Start of Block

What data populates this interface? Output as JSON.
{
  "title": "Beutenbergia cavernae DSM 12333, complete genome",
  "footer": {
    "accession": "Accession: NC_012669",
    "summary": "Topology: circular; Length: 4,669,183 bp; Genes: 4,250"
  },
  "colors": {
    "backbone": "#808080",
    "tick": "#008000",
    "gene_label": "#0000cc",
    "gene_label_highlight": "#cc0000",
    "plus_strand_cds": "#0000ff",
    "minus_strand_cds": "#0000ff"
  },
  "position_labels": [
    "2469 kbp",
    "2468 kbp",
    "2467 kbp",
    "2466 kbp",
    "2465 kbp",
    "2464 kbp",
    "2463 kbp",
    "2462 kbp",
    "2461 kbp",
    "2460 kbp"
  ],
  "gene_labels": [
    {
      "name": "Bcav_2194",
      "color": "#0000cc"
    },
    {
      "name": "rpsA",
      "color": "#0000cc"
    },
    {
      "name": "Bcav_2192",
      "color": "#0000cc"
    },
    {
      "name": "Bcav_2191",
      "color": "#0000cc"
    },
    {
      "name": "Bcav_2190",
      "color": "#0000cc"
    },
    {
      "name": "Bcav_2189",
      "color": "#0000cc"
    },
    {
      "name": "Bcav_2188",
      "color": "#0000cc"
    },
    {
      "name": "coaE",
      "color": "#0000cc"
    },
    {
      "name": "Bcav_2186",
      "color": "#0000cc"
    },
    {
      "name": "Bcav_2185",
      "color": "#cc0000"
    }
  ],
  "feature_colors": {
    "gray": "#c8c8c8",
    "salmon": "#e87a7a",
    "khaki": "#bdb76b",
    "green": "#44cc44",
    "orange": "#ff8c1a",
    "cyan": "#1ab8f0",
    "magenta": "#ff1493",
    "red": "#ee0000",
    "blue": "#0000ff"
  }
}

End of Block

What is required: For the material, state how many lines include the string "name"; the answer is that number alone.

Exercise response: 10